= WHAT YOU ARE ASKED TO DO =
From the records below, copy every line that contains the word "shall".

-- begin EXERCISE MATERIALS --

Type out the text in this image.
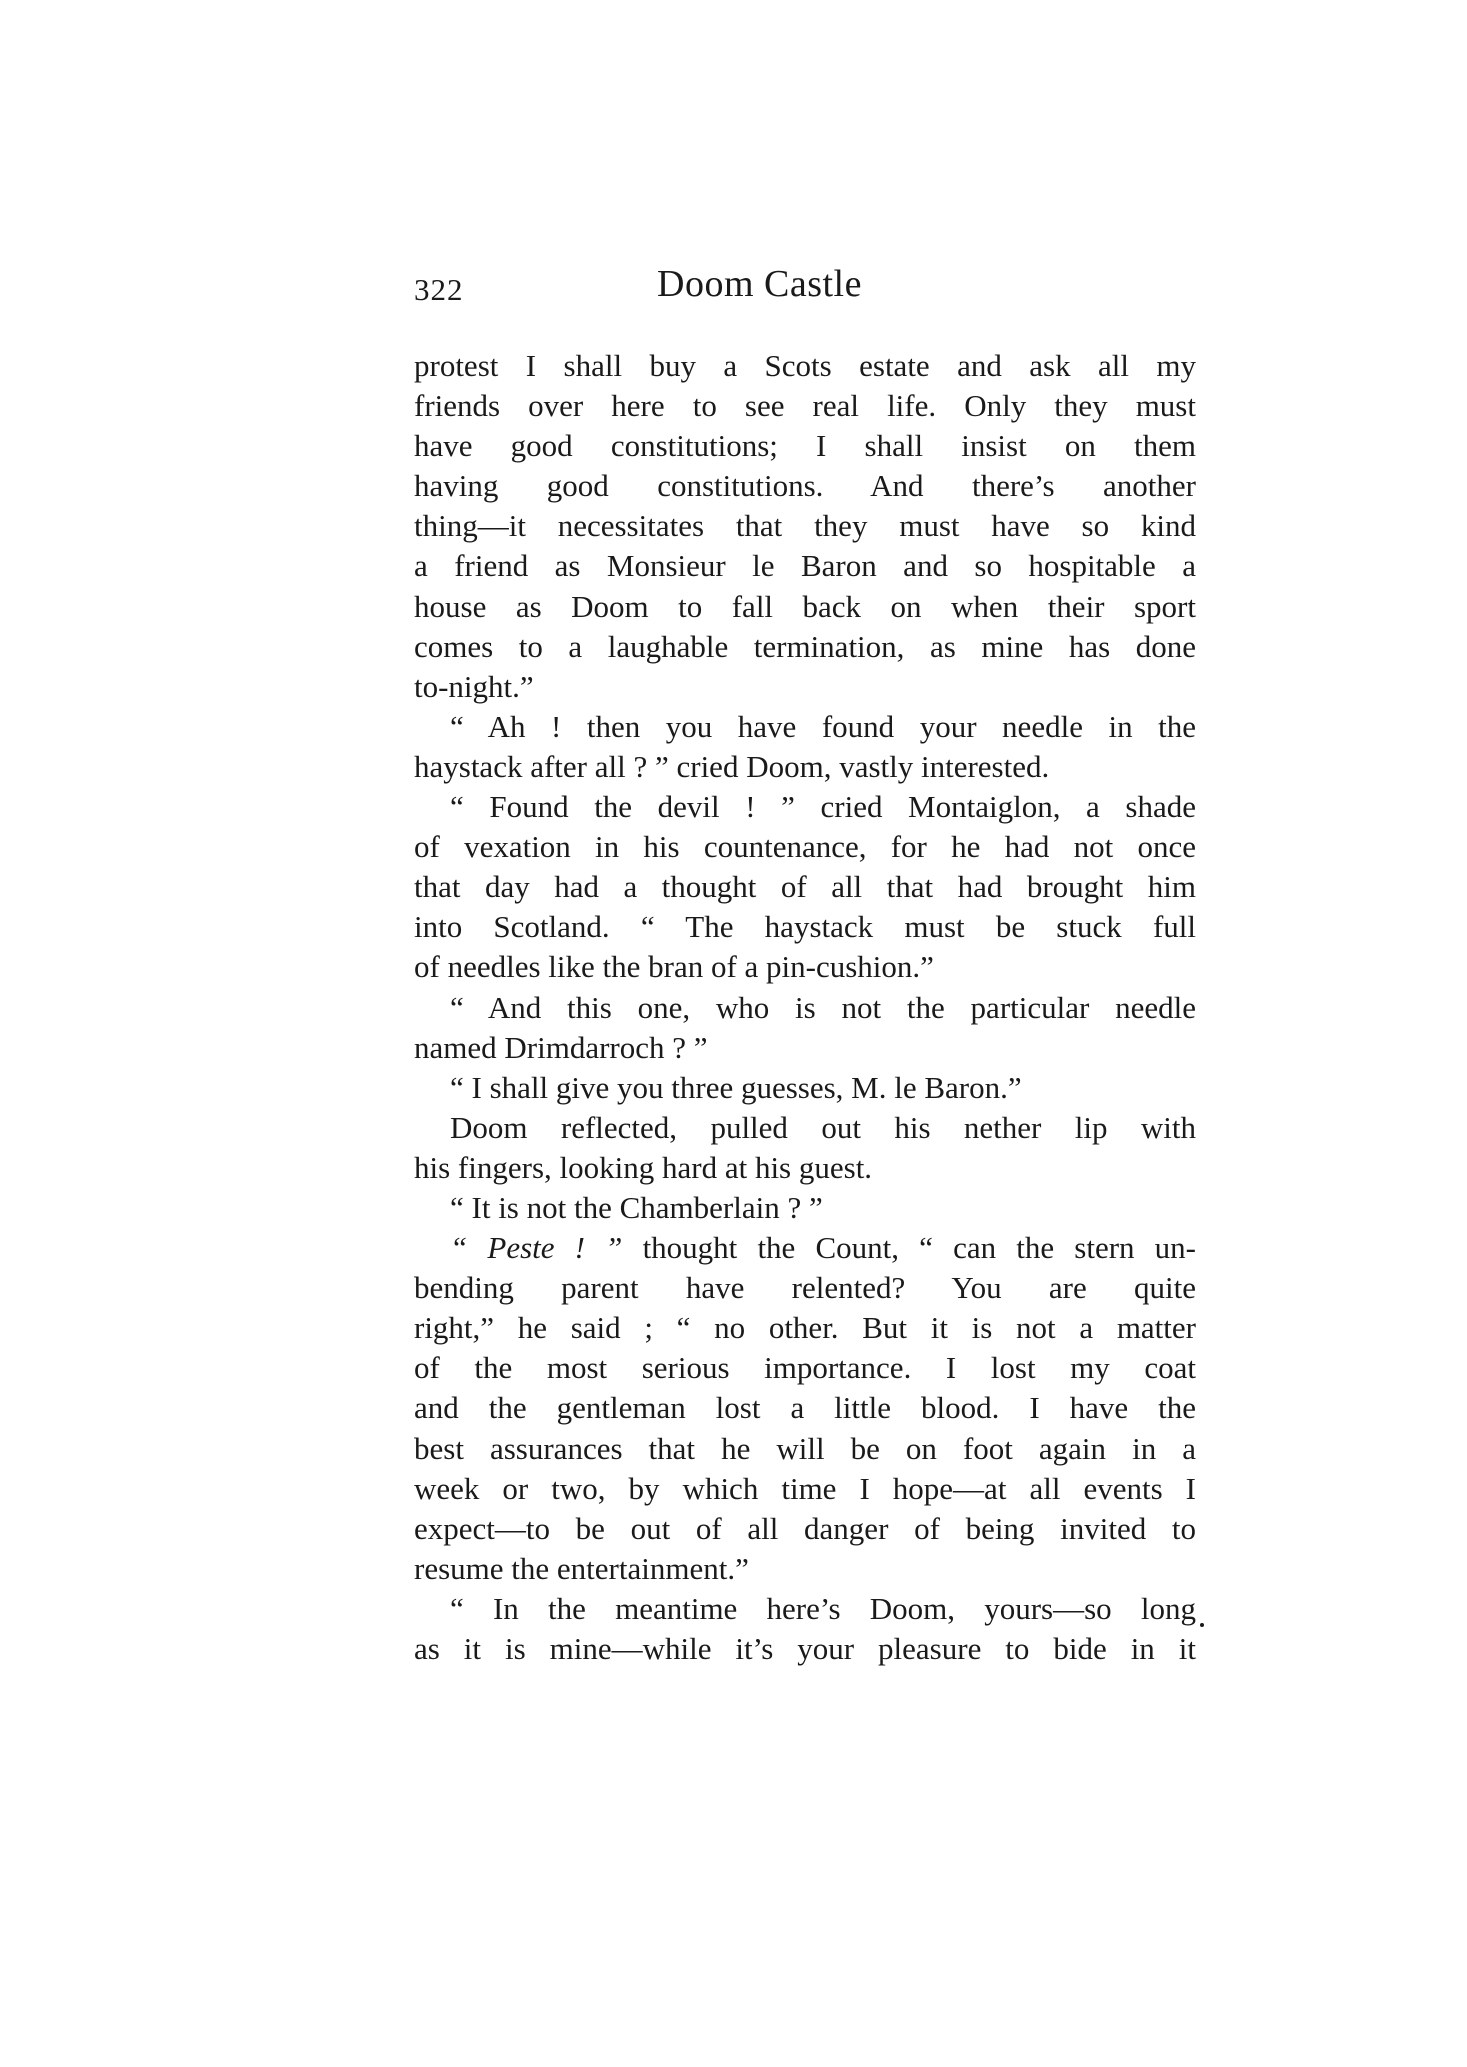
322	Doom Castle
protest I shall buy a Scots estate and ask all my
friends over here to see real life. Only they must
have good constitutions; I shall insist on them
having good constitutions. And there’s another
thing—it necessitates that they must have so kind
a friend as Monsieur le Baron and so hospitable a
house as Doom to fall back on when their sport
comes to a laughable termination, as mine has done
to-night.”
“ Ah ! then you have found your needle in the
haystack after all ? ” cried Doom, vastly interested.
“ Found the devil ! ” cried Montaiglon, a shade
of vexation in his countenance, for he had not once
that day had a thought of all that had brought him
into Scotland. “ The haystack must be stuck full
of needles like the bran of a pin-cushion.”
“ And this one, who is not the particular needle
named Drimdarroch ? ”
“ I shall give you three guesses, M. le Baron.”
Doom reflected, pulled out his nether lip with
his fingers, looking hard at his guest.
“ It is not the Chamberlain ? ”
“ Peste ! ” thought the Count, “ can the stern un-
bending parent have relented? You are quite
right,” he said ; “ no other. But it is not a matter
of the most serious importance. I lost my coat
and the gentleman lost a little blood. I have the
best assurances that he will be on foot again in a
week or two, by which time I hope—at all events I
expect—to be out of all danger of being invited to
resume the entertainment.”
“ In the meantime here’s Doom, yours—so long
as it is mine—while it’s your pleasure to bide in it
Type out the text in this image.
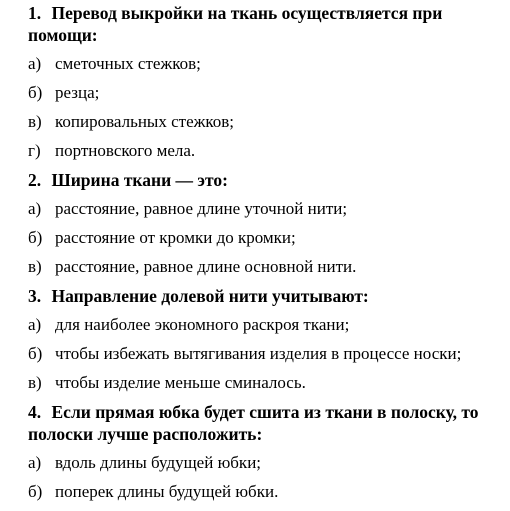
1. Перевод выкройки на ткань осуществляется при
помощи:
а) сметочных стежков;
б) резца;
в) копировальных стежков;
г) портновского мела.
2. Ширина ткани — это:
а) расстояние, равное длине уточной нити;
б) расстояние от кромки до кромки;
в) расстояние, равное длине основной нити.
3. Направление долевой нити учитывают:
а) для наиболее экономного раскроя ткани;
б) чтобы избежать вытягивания изделия в процессе носки;
в) чтобы изделие меньше сминалось.
4. Если прямая юбка будет сшита из ткани в полоску, то
полоски лучше расположить:
а) вдоль длины будущей юбки;
б) поперек длины будущей юбки.
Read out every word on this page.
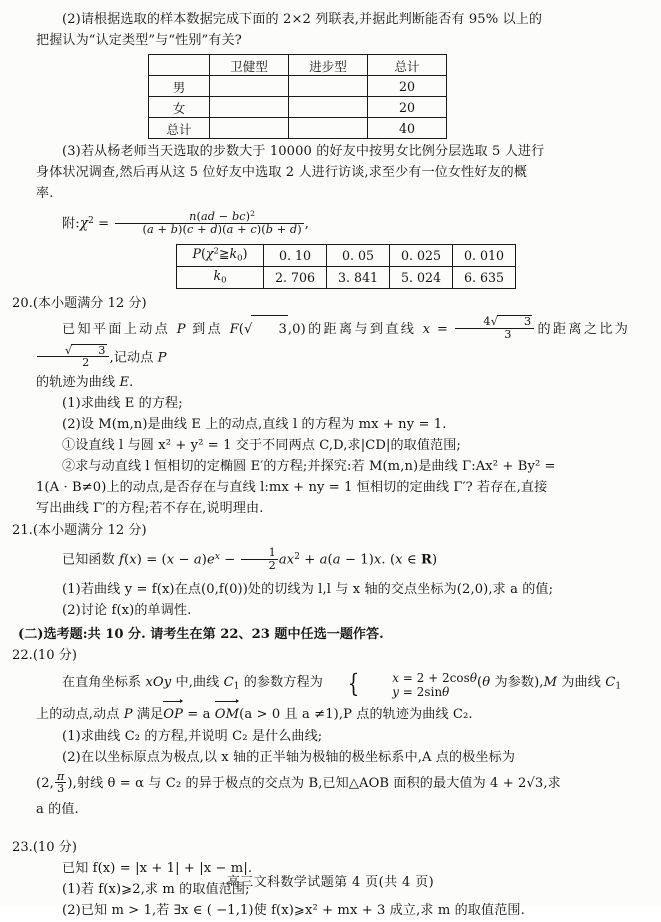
(2)请根据选取的样本数据完成下面的 2×2 列联表,并据此判断能否有 95% 以上的

把握认为“认定类型”与“性别”有关?

	卫健型	进步型	总计
男			20
女			20
总计			40

(3)若从杨老师当天选取的步数大于 10000 的好友中按男女比例分层选取 5 人进行

身体状况调查,然后再从这 5 位好友中选取 2 人进行访谈,求至少有一位女性好友的概

率.

附$:\chi^2 = \frac{n(ad - bc)^2}{(a + b)(c + d)(a + c)(b + d)}$ ,

$P(\chi^2≧k0)$	0. 10	0. 05	0. 025	0. 010
k0	2. 706	3. 841	5. 024	6. 635

20.(本小题满分 12 分)

已知平面上动点 P 到点 F(√ 3,0)的距离与到直线 $x = \frac{4√ 3}{3}$ 的距离之比为
$\frac{√ 3}{2}$ ,记动点 P

的轨迹为曲线 E.

(1)求曲线 E 的方程;

(2)设 M(m,n)是曲线 E 上的动点,直线 l 的方程为 mx + ny = 1.

①设直线 l 与圆 x² + y² = 1 交于不同两点 C,D,求|CD|的取值范围;

②求与动直线 l 恒相切的定椭圆 E′的方程;并探究:若 M(m,n)是曲线 Γ:Ax² + By² =

1(A · B≠0)上的动点,是否存在与直线 l:mx + ny = 1 恒相切的定曲线 Γ′? 若存在,直接

写出曲线 Γ′的方程;若不存在,说明理由.

21.(本小题满分 12 分)

已知函数 $f(x) = (x - a)e^x - \frac{1}{2} ax^2 + a(a - 1)x$. (x ∈ R)

(1)若曲线 y = f(x)在点(0,f(0))处的切线为 l,l 与 x 轴的交点坐标为(2,0),求 a 的值;

(2)讨论 f(x)的单调性.

(二)选考题:共 10 分. 请考生在第 22、23 题中任选一题作答.

22.(10 分)

在直角坐标系 xOy 中,曲线 C1 的参数方程为 {	x = 2 + 2cosθ
y = 2sinθ
(θ 为参数),M 为曲线 C1

上的动点,动点 P 满足OP = a OM(a > 0 且 a ≠1),P 点的轨迹为曲线 C₂.

(1)求曲线 C₂ 的方程,并说明 C₂ 是什么曲线;

(2)在以坐标原点为极点,以 x 轴的正半轴为极轴的极坐标系中,A 点的极坐标为

(2, $\frac{\pi}{3}$ ),射线 θ = α 与 C₂ 的异于极点的交点为 B,已知△AOB 面积的最大值为 4 + 2√3,求

a 的值.

23.(10 分)

已知 f(x) = |x + 1| + |x − m|.

(1)若 f(x)⩾2,求 m 的取值范围;

(2)已知 m > 1,若 ∃x ∈ ( −1,1)使 f(x)⩾x² + mx + 3 成立,求 m 的取值范围.

高三文科数学试题第 4 页(共 4 页)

-- end EXERCISE MATERIALS --

= COMPLETE ANSWER =
protest I shall buy a Scots estate and ask all my
have good constitutions; I shall insist on them
“ I shall give you three guesses, M. le Baron.”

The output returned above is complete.